* _Problem details_
Leave out the pictures, then reproduce the rest of the material exactly.

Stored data
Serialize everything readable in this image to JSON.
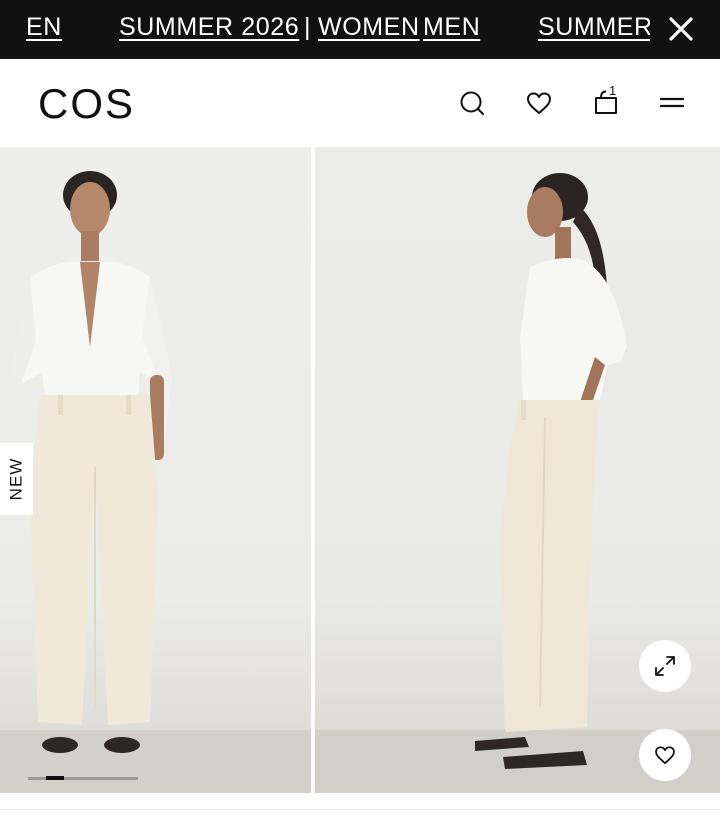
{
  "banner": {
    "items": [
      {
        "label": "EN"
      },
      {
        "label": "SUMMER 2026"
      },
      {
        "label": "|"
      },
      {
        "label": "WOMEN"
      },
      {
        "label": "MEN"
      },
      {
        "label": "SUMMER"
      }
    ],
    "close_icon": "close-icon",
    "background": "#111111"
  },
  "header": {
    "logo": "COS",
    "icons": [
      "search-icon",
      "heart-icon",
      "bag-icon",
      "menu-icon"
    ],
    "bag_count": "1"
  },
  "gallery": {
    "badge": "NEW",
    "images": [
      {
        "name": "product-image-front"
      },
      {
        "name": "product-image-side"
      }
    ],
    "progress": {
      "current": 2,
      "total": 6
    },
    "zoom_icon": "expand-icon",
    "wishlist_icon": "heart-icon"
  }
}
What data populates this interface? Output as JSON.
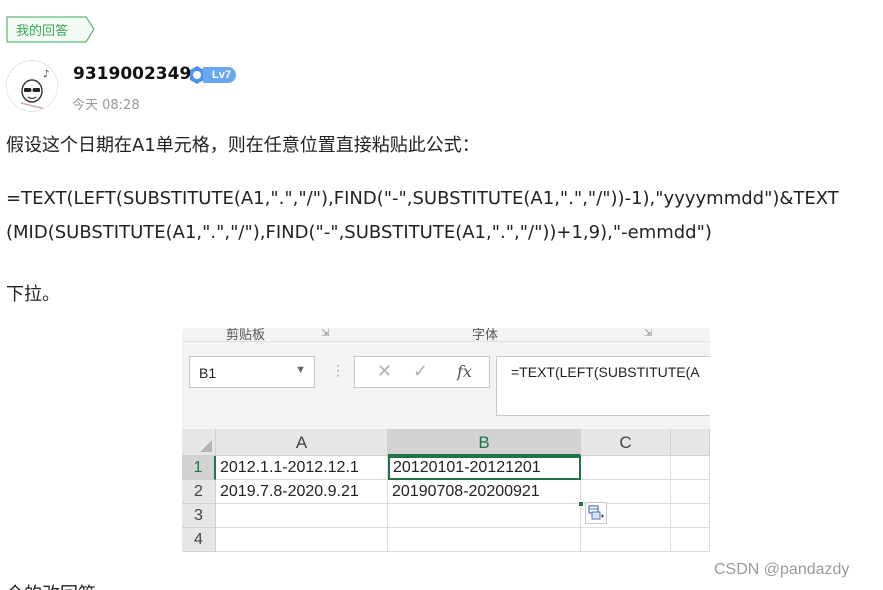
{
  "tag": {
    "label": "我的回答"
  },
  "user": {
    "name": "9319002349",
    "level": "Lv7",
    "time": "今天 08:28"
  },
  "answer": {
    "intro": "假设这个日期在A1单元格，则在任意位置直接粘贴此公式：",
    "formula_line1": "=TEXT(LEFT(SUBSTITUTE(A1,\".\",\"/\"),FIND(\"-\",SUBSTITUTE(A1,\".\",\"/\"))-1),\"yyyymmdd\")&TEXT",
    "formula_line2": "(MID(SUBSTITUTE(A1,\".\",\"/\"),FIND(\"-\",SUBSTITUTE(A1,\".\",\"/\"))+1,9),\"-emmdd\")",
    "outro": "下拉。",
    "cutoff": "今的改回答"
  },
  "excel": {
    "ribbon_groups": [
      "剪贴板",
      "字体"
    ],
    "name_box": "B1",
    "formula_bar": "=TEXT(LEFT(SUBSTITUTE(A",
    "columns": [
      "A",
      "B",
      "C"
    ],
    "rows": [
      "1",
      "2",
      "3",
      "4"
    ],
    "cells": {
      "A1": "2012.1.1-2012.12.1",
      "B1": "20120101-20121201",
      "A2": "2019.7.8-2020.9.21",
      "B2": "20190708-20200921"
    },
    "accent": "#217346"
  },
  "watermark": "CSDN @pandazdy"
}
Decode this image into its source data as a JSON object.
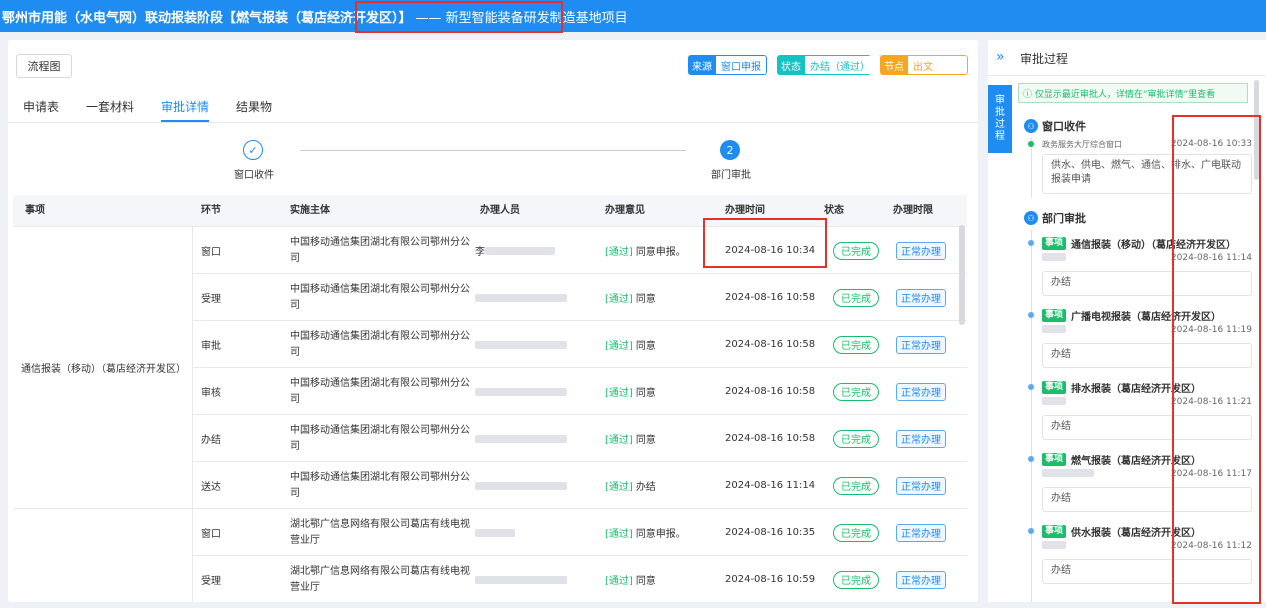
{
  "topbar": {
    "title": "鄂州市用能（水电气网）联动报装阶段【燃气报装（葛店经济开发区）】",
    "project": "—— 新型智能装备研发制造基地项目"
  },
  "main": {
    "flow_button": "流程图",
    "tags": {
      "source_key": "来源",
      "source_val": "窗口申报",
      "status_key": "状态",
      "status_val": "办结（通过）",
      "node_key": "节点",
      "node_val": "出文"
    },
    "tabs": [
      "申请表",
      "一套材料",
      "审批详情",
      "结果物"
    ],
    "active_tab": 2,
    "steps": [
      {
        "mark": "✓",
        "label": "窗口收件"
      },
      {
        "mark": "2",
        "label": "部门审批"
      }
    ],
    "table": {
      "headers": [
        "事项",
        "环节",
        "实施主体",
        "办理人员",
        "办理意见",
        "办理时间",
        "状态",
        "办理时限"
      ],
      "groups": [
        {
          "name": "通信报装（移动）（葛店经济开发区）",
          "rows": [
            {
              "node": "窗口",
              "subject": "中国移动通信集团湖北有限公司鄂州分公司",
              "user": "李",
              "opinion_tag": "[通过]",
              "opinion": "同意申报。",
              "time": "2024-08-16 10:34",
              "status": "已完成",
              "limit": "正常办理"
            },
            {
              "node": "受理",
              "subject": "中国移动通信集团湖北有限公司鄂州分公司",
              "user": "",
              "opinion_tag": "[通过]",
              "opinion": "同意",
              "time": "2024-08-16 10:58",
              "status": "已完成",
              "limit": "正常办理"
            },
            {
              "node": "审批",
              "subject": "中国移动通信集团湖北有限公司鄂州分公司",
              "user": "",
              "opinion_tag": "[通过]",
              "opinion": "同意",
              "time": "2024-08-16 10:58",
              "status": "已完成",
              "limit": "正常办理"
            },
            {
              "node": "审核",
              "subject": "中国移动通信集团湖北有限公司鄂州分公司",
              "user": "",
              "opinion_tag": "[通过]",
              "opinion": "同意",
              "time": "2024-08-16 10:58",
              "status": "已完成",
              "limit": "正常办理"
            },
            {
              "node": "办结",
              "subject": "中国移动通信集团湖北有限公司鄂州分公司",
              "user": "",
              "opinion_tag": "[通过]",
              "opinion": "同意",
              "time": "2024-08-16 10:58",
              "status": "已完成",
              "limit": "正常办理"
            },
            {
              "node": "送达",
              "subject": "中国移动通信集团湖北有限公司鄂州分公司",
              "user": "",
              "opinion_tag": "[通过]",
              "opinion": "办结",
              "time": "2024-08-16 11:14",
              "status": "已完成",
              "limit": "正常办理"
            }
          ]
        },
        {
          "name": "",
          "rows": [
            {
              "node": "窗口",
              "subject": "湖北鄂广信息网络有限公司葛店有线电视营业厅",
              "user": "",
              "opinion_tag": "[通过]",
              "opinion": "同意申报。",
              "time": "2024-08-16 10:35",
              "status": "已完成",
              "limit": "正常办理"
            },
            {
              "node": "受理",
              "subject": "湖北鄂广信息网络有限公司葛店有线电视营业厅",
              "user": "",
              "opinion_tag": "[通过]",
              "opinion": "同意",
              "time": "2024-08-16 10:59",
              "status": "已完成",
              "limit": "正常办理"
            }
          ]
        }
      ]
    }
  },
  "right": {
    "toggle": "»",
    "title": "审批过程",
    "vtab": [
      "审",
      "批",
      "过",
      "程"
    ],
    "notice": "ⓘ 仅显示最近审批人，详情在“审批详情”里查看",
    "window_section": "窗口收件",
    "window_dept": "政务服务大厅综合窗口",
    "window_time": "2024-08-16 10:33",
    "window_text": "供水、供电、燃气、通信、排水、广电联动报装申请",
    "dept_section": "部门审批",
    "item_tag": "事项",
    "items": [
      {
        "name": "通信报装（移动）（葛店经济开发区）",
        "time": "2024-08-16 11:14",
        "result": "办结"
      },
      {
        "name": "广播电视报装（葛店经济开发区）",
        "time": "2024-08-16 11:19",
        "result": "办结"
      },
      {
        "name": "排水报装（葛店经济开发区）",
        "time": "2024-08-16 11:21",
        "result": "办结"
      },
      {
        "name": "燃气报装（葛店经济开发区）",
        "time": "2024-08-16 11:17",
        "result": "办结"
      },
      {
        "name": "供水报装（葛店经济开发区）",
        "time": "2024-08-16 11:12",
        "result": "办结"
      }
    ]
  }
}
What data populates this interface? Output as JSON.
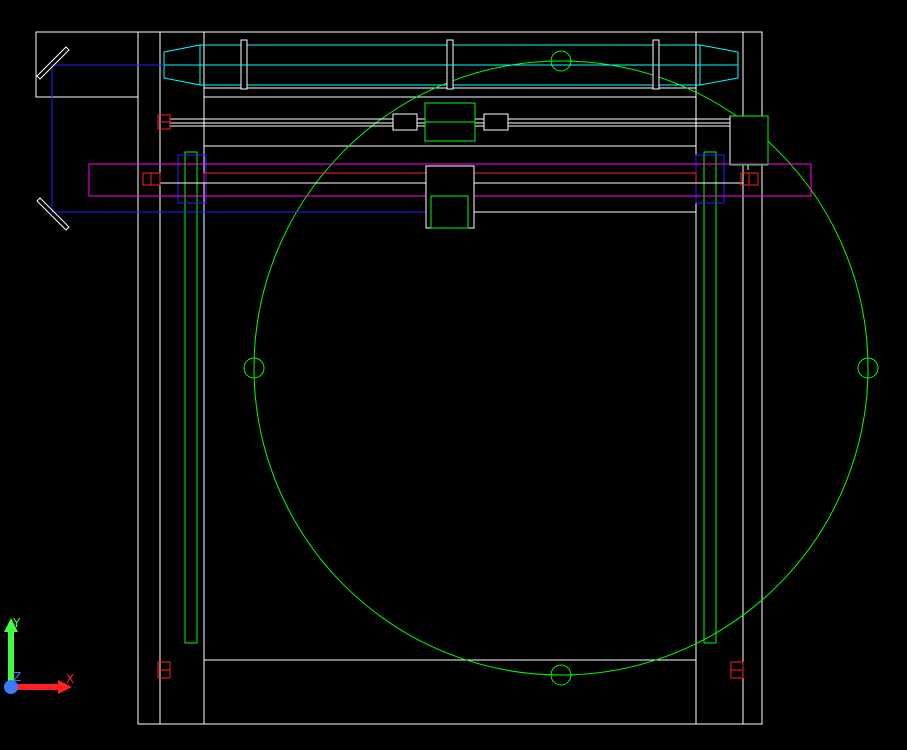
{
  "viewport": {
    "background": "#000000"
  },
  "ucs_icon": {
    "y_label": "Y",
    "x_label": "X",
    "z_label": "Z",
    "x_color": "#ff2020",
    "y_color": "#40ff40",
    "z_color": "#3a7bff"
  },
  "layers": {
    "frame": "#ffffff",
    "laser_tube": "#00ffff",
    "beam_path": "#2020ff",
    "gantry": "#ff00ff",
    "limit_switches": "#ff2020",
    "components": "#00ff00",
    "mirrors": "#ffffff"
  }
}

* _Result for this exercise_
Serialize everything readable in this image to JSON.
{
  "banner": {
    "items": [
      {
        "label": "EN"
      },
      {
        "label": "SUMMER 2026"
      },
      {
        "label": "|"
      },
      {
        "label": "WOMEN"
      },
      {
        "label": "MEN"
      },
      {
        "label": "SUMMER"
      }
    ],
    "close_icon": "close-icon",
    "background": "#111111"
  },
  "header": {
    "logo": "COS",
    "icons": [
      "search-icon",
      "heart-icon",
      "bag-icon",
      "menu-icon"
    ],
    "bag_count": "1"
  },
  "gallery": {
    "badge": "NEW",
    "images": [
      {
        "name": "product-image-front"
      },
      {
        "name": "product-image-side"
      }
    ],
    "progress": {
      "current": 2,
      "total": 6
    },
    "zoom_icon": "expand-icon",
    "wishlist_icon": "heart-icon"
  }
}
What data populates this interface? Output as JSON.
{
  "tag": {
    "label": "我的回答"
  },
  "user": {
    "name": "9319002349",
    "level": "Lv7",
    "time": "今天 08:28"
  },
  "answer": {
    "intro": "假设这个日期在A1单元格，则在任意位置直接粘贴此公式：",
    "formula_line1": "=TEXT(LEFT(SUBSTITUTE(A1,\".\",\"/\"),FIND(\"-\",SUBSTITUTE(A1,\".\",\"/\"))-1),\"yyyymmdd\")&TEXT",
    "formula_line2": "(MID(SUBSTITUTE(A1,\".\",\"/\"),FIND(\"-\",SUBSTITUTE(A1,\".\",\"/\"))+1,9),\"-emmdd\")",
    "outro": "下拉。",
    "cutoff": "今的改回答"
  },
  "excel": {
    "ribbon_groups": [
      "剪贴板",
      "字体"
    ],
    "name_box": "B1",
    "formula_bar": "=TEXT(LEFT(SUBSTITUTE(A",
    "columns": [
      "A",
      "B",
      "C"
    ],
    "rows": [
      "1",
      "2",
      "3",
      "4"
    ],
    "cells": {
      "A1": "2012.1.1-2012.12.1",
      "B1": "20120101-20121201",
      "A2": "2019.7.8-2020.9.21",
      "B2": "20190708-20200921"
    },
    "accent": "#217346"
  },
  "watermark": "CSDN @pandazdy"
}
Decode this image into its source data as a JSON object.
{
  "topbar": {
    "title": "鄂州市用能（水电气网）联动报装阶段【燃气报装（葛店经济开发区）】",
    "project": "—— 新型智能装备研发制造基地项目"
  },
  "main": {
    "flow_button": "流程图",
    "tags": {
      "source_key": "来源",
      "source_val": "窗口申报",
      "status_key": "状态",
      "status_val": "办结（通过）",
      "node_key": "节点",
      "node_val": "出文"
    },
    "tabs": [
      "申请表",
      "一套材料",
      "审批详情",
      "结果物"
    ],
    "active_tab": 2,
    "steps": [
      {
        "mark": "✓",
        "label": "窗口收件"
      },
      {
        "mark": "2",
        "label": "部门审批"
      }
    ],
    "table": {
      "headers": [
        "事项",
        "环节",
        "实施主体",
        "办理人员",
        "办理意见",
        "办理时间",
        "状态",
        "办理时限"
      ],
      "groups": [
        {
          "name": "通信报装（移动）（葛店经济开发区）",
          "rows": [
            {
              "node": "窗口",
              "subject": "中国移动通信集团湖北有限公司鄂州分公司",
              "user": "李",
              "opinion_tag": "[通过]",
              "opinion": "同意申报。",
              "time": "2024-08-16 10:34",
              "status": "已完成",
              "limit": "正常办理"
            },
            {
              "node": "受理",
              "subject": "中国移动通信集团湖北有限公司鄂州分公司",
              "user": "",
              "opinion_tag": "[通过]",
              "opinion": "同意",
              "time": "2024-08-16 10:58",
              "status": "已完成",
              "limit": "正常办理"
            },
            {
              "node": "审批",
              "subject": "中国移动通信集团湖北有限公司鄂州分公司",
              "user": "",
              "opinion_tag": "[通过]",
              "opinion": "同意",
              "time": "2024-08-16 10:58",
              "status": "已完成",
              "limit": "正常办理"
            },
            {
              "node": "审核",
              "subject": "中国移动通信集团湖北有限公司鄂州分公司",
              "user": "",
              "opinion_tag": "[通过]",
              "opinion": "同意",
              "time": "2024-08-16 10:58",
              "status": "已完成",
              "limit": "正常办理"
            },
            {
              "node": "办结",
              "subject": "中国移动通信集团湖北有限公司鄂州分公司",
              "user": "",
              "opinion_tag": "[通过]",
              "opinion": "同意",
              "time": "2024-08-16 10:58",
              "status": "已完成",
              "limit": "正常办理"
            },
            {
              "node": "送达",
              "subject": "中国移动通信集团湖北有限公司鄂州分公司",
              "user": "",
              "opinion_tag": "[通过]",
              "opinion": "办结",
              "time": "2024-08-16 11:14",
              "status": "已完成",
              "limit": "正常办理"
            }
          ]
        },
        {
          "name": "",
          "rows": [
            {
              "node": "窗口",
              "subject": "湖北鄂广信息网络有限公司葛店有线电视营业厅",
              "user": "",
              "opinion_tag": "[通过]",
              "opinion": "同意申报。",
              "time": "2024-08-16 10:35",
              "status": "已完成",
              "limit": "正常办理"
            },
            {
              "node": "受理",
              "subject": "湖北鄂广信息网络有限公司葛店有线电视营业厅",
              "user": "",
              "opinion_tag": "[通过]",
              "opinion": "同意",
              "time": "2024-08-16 10:59",
              "status": "已完成",
              "limit": "正常办理"
            }
          ]
        }
      ]
    }
  },
  "right": {
    "toggle": "»",
    "title": "审批过程",
    "vtab": [
      "审",
      "批",
      "过",
      "程"
    ],
    "notice": "ⓘ 仅显示最近审批人，详情在“审批详情”里查看",
    "window_section": "窗口收件",
    "window_dept": "政务服务大厅综合窗口",
    "window_time": "2024-08-16 10:33",
    "window_text": "供水、供电、燃气、通信、排水、广电联动报装申请",
    "dept_section": "部门审批",
    "item_tag": "事项",
    "items": [
      {
        "name": "通信报装（移动）（葛店经济开发区）",
        "time": "2024-08-16 11:14",
        "result": "办结"
      },
      {
        "name": "广播电视报装（葛店经济开发区）",
        "time": "2024-08-16 11:19",
        "result": "办结"
      },
      {
        "name": "排水报装（葛店经济开发区）",
        "time": "2024-08-16 11:21",
        "result": "办结"
      },
      {
        "name": "燃气报装（葛店经济开发区）",
        "time": "2024-08-16 11:17",
        "result": "办结"
      },
      {
        "name": "供水报装（葛店经济开发区）",
        "time": "2024-08-16 11:12",
        "result": "办结"
      }
    ]
  }
}
What data populates this interface? Output as JSON.
{
  "viewport": {
    "background": "#000000"
  },
  "ucs_icon": {
    "y_label": "Y",
    "x_label": "X",
    "z_label": "Z",
    "x_color": "#ff2020",
    "y_color": "#40ff40",
    "z_color": "#3a7bff"
  },
  "layers": {
    "frame": "#ffffff",
    "laser_tube": "#00ffff",
    "beam_path": "#2020ff",
    "gantry": "#ff00ff",
    "limit_switches": "#ff2020",
    "components": "#00ff00",
    "mirrors": "#ffffff"
  }
}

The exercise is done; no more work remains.